- What is required -
Pull out every line below that contains the word "Wang", and copy each one in full. Match case exactly.

== Material for the task ==

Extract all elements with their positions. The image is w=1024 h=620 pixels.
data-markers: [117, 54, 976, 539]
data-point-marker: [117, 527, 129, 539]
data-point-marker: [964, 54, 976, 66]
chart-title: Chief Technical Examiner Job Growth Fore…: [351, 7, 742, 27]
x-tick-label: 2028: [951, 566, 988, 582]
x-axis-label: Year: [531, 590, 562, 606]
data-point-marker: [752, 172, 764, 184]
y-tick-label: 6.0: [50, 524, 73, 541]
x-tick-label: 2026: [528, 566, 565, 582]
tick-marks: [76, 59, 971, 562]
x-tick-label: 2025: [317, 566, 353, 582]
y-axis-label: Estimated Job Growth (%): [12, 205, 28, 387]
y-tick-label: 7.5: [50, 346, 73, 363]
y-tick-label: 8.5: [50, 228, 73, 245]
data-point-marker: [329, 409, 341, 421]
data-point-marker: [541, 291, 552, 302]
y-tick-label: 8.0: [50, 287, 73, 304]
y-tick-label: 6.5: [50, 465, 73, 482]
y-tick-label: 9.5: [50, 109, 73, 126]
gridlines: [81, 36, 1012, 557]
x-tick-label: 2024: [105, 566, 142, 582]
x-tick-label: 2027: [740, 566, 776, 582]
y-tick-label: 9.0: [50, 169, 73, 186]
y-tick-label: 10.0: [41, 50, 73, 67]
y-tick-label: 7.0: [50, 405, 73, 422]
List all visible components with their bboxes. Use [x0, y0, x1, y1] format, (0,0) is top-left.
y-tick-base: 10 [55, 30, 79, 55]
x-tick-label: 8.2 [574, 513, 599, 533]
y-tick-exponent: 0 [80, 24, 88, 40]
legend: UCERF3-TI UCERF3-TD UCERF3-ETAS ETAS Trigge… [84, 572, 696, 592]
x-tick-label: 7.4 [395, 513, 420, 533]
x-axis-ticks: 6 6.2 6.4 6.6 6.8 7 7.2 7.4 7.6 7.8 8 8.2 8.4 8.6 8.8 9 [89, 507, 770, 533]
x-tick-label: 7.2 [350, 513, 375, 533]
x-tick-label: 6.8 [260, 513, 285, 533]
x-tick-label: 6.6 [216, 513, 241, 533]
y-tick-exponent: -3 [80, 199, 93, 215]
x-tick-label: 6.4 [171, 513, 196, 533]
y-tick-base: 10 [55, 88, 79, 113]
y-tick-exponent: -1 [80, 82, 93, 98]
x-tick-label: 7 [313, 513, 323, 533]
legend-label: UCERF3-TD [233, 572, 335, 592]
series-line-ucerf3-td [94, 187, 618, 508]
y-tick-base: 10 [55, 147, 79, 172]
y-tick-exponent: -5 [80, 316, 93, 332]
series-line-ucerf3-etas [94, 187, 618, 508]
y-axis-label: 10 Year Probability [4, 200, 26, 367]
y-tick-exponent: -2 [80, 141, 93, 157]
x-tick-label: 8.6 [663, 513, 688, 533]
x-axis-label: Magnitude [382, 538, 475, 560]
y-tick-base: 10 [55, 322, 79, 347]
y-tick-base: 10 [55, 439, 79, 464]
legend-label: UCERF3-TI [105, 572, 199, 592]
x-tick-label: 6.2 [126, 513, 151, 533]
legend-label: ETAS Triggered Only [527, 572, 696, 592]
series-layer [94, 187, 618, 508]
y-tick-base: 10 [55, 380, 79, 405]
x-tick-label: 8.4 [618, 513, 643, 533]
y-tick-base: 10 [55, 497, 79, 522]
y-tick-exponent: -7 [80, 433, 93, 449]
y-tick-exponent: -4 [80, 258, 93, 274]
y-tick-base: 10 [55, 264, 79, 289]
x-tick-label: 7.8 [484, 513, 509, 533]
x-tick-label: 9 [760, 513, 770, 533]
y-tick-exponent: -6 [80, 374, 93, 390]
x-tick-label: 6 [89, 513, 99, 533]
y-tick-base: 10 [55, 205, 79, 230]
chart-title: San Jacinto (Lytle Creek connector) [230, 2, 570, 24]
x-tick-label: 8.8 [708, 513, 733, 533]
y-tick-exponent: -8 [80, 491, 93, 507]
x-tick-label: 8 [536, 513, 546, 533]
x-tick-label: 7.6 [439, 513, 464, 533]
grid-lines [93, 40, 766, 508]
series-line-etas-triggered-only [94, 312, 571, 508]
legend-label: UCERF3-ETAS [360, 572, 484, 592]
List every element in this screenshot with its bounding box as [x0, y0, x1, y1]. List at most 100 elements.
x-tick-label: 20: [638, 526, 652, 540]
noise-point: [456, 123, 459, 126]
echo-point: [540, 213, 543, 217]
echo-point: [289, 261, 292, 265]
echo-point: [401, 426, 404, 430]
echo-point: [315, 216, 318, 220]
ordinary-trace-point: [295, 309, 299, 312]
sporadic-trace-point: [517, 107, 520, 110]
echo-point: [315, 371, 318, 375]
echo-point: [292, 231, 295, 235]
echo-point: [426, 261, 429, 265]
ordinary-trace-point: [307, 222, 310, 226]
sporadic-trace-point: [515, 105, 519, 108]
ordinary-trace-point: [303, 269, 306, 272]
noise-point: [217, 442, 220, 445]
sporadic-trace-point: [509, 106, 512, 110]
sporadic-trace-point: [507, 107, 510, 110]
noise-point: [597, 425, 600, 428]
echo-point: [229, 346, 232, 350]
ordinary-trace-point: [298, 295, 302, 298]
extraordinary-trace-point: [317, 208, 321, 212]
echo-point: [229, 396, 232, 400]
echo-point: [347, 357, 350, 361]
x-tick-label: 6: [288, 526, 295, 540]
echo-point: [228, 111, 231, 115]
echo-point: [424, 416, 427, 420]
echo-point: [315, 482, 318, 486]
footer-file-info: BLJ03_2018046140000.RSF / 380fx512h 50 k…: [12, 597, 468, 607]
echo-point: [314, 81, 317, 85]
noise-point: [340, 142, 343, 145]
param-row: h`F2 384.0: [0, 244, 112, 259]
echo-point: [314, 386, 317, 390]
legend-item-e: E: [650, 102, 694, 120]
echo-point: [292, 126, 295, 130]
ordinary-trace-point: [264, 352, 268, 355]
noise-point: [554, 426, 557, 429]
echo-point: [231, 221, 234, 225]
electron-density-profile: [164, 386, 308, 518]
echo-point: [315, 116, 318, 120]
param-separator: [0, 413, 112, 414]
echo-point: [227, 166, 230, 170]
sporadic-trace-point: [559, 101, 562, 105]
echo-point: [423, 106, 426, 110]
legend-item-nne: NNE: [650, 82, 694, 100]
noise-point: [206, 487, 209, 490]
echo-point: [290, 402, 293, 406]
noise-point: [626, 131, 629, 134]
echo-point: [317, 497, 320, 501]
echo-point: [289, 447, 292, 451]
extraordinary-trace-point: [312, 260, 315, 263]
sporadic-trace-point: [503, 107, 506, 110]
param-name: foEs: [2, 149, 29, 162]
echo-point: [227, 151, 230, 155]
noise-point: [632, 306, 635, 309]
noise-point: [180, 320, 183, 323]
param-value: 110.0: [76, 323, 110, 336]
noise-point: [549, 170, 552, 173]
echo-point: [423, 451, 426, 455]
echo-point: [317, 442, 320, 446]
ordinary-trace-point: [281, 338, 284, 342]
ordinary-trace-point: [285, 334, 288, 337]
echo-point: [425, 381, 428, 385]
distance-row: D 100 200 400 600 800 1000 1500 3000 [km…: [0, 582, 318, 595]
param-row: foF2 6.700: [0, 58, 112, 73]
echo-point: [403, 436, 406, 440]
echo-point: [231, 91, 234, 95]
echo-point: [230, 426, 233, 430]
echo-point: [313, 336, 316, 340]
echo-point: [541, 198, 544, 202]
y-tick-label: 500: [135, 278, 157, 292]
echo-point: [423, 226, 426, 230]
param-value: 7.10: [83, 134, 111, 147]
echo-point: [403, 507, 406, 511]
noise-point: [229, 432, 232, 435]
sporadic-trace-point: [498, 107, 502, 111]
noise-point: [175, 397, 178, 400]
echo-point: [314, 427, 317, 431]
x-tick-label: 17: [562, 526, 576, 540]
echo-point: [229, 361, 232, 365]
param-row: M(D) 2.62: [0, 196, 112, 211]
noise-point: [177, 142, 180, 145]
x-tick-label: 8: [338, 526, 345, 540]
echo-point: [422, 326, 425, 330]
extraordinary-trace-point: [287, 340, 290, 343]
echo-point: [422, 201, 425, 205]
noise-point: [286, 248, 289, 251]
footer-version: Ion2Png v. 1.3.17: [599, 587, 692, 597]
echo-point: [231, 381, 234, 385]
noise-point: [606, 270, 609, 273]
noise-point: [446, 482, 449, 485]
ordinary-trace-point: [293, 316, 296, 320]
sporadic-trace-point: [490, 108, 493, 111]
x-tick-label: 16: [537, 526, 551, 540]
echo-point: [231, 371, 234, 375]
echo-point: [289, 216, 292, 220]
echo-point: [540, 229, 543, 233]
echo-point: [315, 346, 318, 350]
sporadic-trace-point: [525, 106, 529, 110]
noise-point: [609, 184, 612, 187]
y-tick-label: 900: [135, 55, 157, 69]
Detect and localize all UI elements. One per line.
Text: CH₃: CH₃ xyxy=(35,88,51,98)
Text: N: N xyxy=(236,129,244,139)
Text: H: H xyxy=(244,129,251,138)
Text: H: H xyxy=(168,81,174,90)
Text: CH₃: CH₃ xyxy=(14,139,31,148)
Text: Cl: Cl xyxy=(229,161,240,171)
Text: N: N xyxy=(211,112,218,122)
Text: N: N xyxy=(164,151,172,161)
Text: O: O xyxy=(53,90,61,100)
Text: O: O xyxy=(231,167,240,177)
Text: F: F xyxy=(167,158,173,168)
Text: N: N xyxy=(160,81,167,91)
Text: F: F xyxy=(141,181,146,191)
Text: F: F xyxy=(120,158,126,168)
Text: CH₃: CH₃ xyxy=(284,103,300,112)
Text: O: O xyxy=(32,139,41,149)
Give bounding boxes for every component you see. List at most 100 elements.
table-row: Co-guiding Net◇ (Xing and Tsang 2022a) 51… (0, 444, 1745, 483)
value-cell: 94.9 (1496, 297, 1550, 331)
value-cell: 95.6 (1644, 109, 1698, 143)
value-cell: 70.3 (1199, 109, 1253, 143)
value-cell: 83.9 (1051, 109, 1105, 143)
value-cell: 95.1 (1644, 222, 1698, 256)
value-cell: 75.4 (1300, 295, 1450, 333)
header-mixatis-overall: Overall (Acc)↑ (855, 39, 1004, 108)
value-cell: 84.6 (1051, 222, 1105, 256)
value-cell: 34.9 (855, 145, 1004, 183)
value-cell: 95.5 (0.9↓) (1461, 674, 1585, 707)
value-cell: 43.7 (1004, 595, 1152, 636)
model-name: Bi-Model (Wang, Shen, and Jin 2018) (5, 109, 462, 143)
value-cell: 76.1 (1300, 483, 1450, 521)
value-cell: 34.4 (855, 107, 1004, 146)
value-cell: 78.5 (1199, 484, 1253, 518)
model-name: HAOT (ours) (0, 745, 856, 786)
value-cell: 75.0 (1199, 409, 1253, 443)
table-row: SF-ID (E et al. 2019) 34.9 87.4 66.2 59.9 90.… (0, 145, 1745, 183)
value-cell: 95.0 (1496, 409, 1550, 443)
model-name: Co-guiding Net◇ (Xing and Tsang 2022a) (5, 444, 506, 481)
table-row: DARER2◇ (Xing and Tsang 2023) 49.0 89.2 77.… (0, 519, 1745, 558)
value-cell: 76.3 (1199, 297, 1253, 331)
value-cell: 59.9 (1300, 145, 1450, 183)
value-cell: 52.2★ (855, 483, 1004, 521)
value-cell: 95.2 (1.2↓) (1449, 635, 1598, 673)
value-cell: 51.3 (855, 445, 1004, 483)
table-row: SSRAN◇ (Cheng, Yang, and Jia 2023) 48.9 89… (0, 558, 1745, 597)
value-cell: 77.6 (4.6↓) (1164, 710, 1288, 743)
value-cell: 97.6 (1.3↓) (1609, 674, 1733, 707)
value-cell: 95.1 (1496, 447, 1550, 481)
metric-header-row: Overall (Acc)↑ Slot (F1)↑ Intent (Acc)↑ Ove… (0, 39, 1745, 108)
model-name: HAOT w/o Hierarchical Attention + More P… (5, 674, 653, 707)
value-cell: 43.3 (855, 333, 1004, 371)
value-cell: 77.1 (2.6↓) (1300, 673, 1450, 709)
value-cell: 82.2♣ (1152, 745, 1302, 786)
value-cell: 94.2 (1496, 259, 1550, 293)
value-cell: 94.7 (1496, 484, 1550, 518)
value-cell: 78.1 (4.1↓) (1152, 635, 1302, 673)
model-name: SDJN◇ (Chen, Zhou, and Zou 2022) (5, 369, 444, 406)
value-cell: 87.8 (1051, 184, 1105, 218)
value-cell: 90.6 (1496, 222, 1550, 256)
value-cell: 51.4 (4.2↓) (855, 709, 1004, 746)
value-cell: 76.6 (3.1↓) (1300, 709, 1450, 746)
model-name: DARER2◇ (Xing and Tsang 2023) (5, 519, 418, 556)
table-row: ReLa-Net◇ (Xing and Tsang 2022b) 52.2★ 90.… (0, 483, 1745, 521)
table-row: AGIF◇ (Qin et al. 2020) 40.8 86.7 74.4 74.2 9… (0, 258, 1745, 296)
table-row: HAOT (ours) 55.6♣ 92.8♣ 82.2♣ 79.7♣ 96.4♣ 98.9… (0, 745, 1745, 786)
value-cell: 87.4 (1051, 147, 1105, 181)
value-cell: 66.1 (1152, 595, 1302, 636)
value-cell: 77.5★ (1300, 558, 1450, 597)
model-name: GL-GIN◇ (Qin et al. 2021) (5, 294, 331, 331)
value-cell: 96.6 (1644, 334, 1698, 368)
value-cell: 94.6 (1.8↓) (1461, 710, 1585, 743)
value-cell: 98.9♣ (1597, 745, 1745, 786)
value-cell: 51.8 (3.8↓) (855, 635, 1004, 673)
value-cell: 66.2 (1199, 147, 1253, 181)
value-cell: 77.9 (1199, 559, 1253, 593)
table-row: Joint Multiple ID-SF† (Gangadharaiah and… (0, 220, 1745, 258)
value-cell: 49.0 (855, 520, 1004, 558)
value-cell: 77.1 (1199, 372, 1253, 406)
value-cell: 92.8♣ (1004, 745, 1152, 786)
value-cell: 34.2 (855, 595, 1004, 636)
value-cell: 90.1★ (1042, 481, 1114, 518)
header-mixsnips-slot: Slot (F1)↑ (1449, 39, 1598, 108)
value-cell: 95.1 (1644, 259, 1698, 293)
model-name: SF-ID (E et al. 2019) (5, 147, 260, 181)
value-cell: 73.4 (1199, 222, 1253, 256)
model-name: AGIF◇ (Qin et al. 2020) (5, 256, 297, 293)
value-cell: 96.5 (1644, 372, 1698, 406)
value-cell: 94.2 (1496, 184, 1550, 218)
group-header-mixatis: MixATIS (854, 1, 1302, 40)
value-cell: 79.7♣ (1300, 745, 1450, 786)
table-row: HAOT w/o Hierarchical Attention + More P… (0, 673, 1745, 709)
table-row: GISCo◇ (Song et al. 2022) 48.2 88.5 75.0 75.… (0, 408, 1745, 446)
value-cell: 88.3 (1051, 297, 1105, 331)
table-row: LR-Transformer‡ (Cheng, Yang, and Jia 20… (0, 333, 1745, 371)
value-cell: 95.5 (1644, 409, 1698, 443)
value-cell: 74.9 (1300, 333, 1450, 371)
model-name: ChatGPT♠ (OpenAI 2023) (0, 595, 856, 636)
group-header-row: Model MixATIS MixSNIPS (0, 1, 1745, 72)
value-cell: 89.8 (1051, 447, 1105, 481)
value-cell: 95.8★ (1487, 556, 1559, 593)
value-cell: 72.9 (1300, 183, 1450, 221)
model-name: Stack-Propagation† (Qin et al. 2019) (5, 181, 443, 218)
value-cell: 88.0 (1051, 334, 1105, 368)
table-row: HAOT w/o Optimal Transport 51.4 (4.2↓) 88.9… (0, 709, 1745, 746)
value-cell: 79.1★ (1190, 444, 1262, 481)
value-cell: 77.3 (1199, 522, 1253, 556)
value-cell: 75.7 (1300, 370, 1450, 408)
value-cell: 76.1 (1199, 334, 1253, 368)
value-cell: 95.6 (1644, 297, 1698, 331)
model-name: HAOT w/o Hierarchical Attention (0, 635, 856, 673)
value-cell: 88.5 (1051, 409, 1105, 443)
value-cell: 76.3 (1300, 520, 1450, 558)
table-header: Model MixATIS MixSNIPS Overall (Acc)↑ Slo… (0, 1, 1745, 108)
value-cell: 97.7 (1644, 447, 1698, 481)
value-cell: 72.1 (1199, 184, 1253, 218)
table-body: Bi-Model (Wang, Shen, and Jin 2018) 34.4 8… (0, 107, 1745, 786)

===

- Result for this task -
model-name: Bi-Model (Wang, Shen, and Jin 2018) (5, 109, 462, 143)
table-body: Bi-Model (Wang, Shen, and Jin 2018) 34.4 8… (0, 107, 1745, 786)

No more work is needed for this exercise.